**INPUT RECORDS**.
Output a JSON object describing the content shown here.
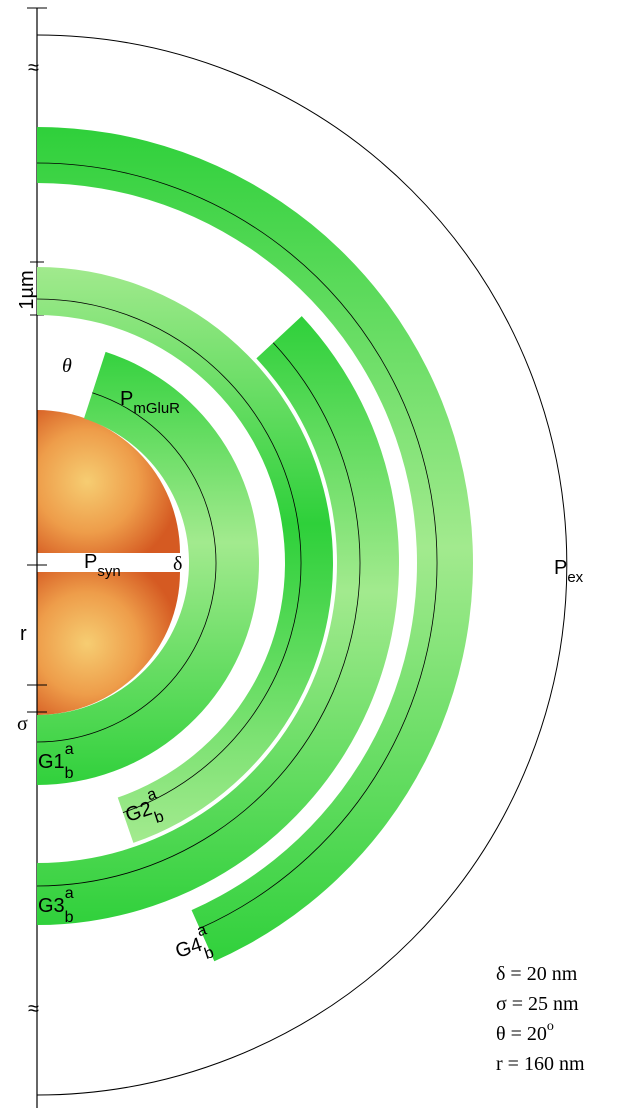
{
  "labels": {
    "theta": "θ",
    "p_mglur": {
      "main": "P",
      "sub": "mGluR"
    },
    "p_syn": {
      "main": "P",
      "sub": "syn"
    },
    "delta": "δ",
    "p_ex": {
      "main": "P",
      "sub": "ex"
    }
  },
  "groups": [
    {
      "label": "G1",
      "sup": "a",
      "sub": "b"
    },
    {
      "label": "G2",
      "sup": "a",
      "sub": "b"
    },
    {
      "label": "G3",
      "sup": "a",
      "sub": "b"
    },
    {
      "label": "G4",
      "sup": "a",
      "sub": "b"
    }
  ],
  "axis": {
    "scale": "1µm",
    "r": "r",
    "sigma": "σ",
    "breaks": [
      "≈",
      "≈"
    ]
  },
  "parameters": [
    {
      "text": "δ = 20 nm"
    },
    {
      "text": "σ = 25 nm"
    },
    {
      "text": "θ = 20",
      "sup": "o"
    },
    {
      "text": "r = 160 nm"
    }
  ]
}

**TASK REQUIREMENTS**. Gather all lines with the string "text" from the data.

**EXPECTED OUTPUT**.
      "text": "δ = 20 nm"
      "text": "σ = 25 nm"
      "text": "θ = 20",
      "text": "r = 160 nm"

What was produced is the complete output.